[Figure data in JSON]
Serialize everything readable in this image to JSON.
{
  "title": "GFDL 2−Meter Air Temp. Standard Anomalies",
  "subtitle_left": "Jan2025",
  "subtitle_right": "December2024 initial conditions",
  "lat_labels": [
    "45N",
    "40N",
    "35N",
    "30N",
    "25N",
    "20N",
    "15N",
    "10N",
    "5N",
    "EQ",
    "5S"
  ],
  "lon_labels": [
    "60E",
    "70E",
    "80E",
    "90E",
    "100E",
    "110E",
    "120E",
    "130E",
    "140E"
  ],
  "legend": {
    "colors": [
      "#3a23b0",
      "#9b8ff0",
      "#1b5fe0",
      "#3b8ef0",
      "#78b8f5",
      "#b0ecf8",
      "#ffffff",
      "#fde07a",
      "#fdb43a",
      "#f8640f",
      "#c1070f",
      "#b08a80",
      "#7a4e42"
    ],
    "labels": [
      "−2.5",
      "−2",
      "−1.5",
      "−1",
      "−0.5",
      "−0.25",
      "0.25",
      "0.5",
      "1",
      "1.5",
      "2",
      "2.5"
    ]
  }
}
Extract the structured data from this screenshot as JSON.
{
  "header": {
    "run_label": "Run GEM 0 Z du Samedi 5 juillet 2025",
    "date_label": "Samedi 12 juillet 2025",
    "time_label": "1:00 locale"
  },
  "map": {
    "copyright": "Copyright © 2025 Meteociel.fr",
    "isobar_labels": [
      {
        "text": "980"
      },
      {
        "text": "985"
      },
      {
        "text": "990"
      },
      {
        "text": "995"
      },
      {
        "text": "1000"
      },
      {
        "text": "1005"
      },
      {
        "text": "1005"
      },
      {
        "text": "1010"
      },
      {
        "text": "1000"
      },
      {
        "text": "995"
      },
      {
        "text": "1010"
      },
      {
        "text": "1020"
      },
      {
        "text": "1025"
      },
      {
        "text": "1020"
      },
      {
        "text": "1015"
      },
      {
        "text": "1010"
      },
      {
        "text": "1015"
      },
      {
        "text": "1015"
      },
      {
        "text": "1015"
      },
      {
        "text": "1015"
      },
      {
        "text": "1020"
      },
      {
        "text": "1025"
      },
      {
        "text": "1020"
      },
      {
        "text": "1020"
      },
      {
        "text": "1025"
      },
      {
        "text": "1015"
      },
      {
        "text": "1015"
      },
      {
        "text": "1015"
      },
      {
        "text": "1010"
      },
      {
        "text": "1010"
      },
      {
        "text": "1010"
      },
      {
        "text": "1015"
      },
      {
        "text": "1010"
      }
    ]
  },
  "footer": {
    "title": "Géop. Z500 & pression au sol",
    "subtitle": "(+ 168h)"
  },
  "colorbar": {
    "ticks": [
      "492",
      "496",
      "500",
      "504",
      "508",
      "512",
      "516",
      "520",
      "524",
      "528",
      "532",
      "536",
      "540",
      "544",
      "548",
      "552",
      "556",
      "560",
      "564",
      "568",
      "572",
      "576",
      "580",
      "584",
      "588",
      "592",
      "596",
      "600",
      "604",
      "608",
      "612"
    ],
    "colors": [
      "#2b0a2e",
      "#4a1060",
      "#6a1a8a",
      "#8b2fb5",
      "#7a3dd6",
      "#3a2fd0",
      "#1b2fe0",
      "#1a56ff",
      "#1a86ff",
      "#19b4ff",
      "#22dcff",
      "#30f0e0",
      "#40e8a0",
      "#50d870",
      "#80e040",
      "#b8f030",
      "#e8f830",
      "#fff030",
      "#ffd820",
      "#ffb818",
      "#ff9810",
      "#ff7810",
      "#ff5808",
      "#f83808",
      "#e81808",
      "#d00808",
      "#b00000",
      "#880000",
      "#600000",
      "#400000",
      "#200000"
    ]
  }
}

* Task details *
Every line of the material must be returned exactly as it appears.

* Answer to this problem *
Serialize everything readable in this image to JSON.
{
  "title": "GFDL 2−Meter Air Temp. Standard Anomalies",
  "subtitle_left": "Jan2025",
  "subtitle_right": "December2024 initial conditions",
  "lat_labels": [
    "45N",
    "40N",
    "35N",
    "30N",
    "25N",
    "20N",
    "15N",
    "10N",
    "5N",
    "EQ",
    "5S"
  ],
  "lon_labels": [
    "60E",
    "70E",
    "80E",
    "90E",
    "100E",
    "110E",
    "120E",
    "130E",
    "140E"
  ],
  "legend": {
    "colors": [
      "#3a23b0",
      "#9b8ff0",
      "#1b5fe0",
      "#3b8ef0",
      "#78b8f5",
      "#b0ecf8",
      "#ffffff",
      "#fde07a",
      "#fdb43a",
      "#f8640f",
      "#c1070f",
      "#b08a80",
      "#7a4e42"
    ],
    "labels": [
      "−2.5",
      "−2",
      "−1.5",
      "−1",
      "−0.5",
      "−0.25",
      "0.25",
      "0.5",
      "1",
      "1.5",
      "2",
      "2.5"
    ]
  }
}
Extract the structured data from this screenshot as JSON.
{
  "header": {
    "run_label": "Run GEM 0 Z du Samedi 5 juillet 2025",
    "date_label": "Samedi 12 juillet 2025",
    "time_label": "1:00 locale"
  },
  "map": {
    "copyright": "Copyright © 2025 Meteociel.fr",
    "isobar_labels": [
      {
        "text": "980"
      },
      {
        "text": "985"
      },
      {
        "text": "990"
      },
      {
        "text": "995"
      },
      {
        "text": "1000"
      },
      {
        "text": "1005"
      },
      {
        "text": "1005"
      },
      {
        "text": "1010"
      },
      {
        "text": "1000"
      },
      {
        "text": "995"
      },
      {
        "text": "1010"
      },
      {
        "text": "1020"
      },
      {
        "text": "1025"
      },
      {
        "text": "1020"
      },
      {
        "text": "1015"
      },
      {
        "text": "1010"
      },
      {
        "text": "1015"
      },
      {
        "text": "1015"
      },
      {
        "text": "1015"
      },
      {
        "text": "1015"
      },
      {
        "text": "1020"
      },
      {
        "text": "1025"
      },
      {
        "text": "1020"
      },
      {
        "text": "1020"
      },
      {
        "text": "1025"
      },
      {
        "text": "1015"
      },
      {
        "text": "1015"
      },
      {
        "text": "1015"
      },
      {
        "text": "1010"
      },
      {
        "text": "1010"
      },
      {
        "text": "1010"
      },
      {
        "text": "1015"
      },
      {
        "text": "1010"
      }
    ]
  },
  "footer": {
    "title": "Géop. Z500 & pression au sol",
    "subtitle": "(+ 168h)"
  },
  "colorbar": {
    "ticks": [
      "492",
      "496",
      "500",
      "504",
      "508",
      "512",
      "516",
      "520",
      "524",
      "528",
      "532",
      "536",
      "540",
      "544",
      "548",
      "552",
      "556",
      "560",
      "564",
      "568",
      "572",
      "576",
      "580",
      "584",
      "588",
      "592",
      "596",
      "600",
      "604",
      "608",
      "612"
    ],
    "colors": [
      "#2b0a2e",
      "#4a1060",
      "#6a1a8a",
      "#8b2fb5",
      "#7a3dd6",
      "#3a2fd0",
      "#1b2fe0",
      "#1a56ff",
      "#1a86ff",
      "#19b4ff",
      "#22dcff",
      "#30f0e0",
      "#40e8a0",
      "#50d870",
      "#80e040",
      "#b8f030",
      "#e8f830",
      "#fff030",
      "#ffd820",
      "#ffb818",
      "#ff9810",
      "#ff7810",
      "#ff5808",
      "#f83808",
      "#e81808",
      "#d00808",
      "#b00000",
      "#880000",
      "#600000",
      "#400000",
      "#200000"
    ]
  }
}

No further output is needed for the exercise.